_SHORT PROBLEM:_ Collect all the lines that mention the word "title".

_EXCERPTED RECORDS:_
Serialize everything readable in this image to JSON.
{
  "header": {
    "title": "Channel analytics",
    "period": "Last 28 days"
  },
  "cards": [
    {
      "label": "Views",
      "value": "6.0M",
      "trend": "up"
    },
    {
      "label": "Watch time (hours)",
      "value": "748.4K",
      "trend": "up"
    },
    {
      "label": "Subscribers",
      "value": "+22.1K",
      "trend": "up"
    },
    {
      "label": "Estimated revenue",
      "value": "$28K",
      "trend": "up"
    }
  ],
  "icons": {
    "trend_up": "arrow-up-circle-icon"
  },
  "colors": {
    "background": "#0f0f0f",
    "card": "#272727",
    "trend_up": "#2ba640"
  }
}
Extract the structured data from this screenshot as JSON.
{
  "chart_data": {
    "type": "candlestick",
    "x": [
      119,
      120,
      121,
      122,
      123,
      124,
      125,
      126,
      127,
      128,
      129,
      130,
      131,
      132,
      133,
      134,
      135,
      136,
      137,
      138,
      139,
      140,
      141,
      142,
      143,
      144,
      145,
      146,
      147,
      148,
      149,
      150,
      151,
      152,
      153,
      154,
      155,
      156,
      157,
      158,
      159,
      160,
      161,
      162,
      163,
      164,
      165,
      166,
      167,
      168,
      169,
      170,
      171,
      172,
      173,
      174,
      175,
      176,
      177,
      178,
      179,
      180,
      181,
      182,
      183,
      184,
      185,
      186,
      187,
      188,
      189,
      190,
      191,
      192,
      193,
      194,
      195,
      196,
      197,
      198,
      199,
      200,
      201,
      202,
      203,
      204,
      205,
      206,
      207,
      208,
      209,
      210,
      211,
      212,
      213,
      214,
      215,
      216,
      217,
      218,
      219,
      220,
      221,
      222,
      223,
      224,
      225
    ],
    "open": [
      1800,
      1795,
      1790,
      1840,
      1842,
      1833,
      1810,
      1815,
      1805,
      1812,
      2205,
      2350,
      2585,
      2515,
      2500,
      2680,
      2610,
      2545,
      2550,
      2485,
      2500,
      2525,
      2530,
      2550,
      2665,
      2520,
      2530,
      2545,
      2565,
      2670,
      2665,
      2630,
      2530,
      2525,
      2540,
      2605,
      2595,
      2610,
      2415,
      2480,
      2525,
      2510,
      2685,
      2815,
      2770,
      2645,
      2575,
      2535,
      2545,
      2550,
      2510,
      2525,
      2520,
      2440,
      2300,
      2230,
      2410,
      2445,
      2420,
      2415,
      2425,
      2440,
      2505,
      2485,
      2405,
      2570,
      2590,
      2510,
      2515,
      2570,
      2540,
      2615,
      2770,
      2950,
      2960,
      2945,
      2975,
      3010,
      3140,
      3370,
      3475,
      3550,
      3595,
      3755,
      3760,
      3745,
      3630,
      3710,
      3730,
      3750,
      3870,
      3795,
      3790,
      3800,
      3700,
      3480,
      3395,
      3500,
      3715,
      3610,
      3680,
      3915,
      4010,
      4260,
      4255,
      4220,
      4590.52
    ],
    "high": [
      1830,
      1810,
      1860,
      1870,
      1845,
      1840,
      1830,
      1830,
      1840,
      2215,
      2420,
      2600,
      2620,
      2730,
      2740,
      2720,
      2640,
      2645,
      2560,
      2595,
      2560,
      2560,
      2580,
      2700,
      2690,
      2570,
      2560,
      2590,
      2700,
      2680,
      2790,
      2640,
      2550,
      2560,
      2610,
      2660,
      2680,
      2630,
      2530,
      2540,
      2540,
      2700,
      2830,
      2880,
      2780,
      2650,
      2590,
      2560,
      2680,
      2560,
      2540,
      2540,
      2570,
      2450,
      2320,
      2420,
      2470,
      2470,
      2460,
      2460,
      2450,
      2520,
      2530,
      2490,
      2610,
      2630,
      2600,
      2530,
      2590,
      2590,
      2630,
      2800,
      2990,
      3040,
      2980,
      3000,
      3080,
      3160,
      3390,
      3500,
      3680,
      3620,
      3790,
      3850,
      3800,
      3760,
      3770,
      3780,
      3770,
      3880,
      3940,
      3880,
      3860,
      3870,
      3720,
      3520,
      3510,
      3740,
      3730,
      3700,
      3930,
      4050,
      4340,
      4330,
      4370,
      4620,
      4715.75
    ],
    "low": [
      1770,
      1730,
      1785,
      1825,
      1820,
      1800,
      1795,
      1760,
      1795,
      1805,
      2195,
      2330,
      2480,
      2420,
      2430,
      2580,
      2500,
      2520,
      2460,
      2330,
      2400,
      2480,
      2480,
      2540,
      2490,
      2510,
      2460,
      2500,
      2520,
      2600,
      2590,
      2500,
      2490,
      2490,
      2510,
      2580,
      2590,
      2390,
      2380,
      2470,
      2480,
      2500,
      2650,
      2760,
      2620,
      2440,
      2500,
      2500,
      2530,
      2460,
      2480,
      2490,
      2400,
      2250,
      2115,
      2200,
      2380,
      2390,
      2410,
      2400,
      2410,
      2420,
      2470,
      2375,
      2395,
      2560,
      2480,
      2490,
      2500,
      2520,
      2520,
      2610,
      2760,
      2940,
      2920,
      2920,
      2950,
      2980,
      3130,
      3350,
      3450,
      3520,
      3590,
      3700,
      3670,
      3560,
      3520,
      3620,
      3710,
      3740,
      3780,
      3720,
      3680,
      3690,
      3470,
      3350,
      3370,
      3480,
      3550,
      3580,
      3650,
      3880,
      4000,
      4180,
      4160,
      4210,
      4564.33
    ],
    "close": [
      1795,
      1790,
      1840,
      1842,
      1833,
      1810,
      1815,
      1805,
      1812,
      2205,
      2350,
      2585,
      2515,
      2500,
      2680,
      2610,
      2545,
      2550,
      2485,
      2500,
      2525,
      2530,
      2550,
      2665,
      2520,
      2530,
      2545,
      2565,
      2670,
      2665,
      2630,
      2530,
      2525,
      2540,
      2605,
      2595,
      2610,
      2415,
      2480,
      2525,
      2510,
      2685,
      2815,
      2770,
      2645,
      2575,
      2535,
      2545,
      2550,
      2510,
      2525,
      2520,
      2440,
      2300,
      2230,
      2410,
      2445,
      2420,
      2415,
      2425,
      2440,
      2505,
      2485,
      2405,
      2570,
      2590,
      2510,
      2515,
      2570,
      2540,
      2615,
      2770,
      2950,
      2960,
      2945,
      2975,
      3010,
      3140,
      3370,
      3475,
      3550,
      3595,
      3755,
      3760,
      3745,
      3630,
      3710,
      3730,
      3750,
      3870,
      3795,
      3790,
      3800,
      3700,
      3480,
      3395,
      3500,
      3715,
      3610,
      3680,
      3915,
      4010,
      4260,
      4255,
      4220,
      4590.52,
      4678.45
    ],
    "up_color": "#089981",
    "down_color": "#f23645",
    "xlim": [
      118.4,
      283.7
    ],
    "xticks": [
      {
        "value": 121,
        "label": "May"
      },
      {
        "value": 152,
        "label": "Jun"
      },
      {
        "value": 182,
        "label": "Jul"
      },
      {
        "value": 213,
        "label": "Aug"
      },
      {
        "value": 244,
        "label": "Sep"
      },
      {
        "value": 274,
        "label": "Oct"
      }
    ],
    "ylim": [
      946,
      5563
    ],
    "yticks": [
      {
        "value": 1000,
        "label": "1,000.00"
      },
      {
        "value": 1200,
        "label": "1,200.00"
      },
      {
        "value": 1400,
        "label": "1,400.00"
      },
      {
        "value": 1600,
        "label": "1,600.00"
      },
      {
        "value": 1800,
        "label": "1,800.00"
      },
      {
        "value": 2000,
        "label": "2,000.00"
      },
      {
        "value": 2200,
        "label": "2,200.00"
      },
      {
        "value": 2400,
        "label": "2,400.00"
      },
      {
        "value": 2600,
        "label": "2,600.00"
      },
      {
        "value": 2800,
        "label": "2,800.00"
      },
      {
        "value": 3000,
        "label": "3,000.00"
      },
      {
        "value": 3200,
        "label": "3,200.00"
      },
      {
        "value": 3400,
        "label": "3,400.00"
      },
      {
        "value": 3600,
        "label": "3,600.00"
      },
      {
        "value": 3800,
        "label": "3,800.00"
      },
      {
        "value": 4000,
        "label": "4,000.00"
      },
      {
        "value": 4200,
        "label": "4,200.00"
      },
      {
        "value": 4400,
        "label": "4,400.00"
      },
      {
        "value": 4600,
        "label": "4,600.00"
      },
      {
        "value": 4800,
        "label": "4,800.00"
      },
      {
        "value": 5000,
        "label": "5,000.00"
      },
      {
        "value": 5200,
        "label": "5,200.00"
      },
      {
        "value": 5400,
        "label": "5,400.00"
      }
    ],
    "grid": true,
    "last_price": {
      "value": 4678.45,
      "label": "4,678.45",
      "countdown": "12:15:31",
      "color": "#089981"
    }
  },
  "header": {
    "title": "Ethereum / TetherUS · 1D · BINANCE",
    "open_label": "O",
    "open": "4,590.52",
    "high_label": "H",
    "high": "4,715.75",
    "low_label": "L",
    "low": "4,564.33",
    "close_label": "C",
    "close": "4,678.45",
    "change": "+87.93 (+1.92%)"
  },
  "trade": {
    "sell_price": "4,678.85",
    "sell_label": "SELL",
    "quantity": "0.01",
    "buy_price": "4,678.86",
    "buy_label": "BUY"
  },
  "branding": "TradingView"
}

_CORRECT RESULT:_
    "title": "Channel analytics",
    "title": "Ethereum / TetherUS · 1D · BINANCE",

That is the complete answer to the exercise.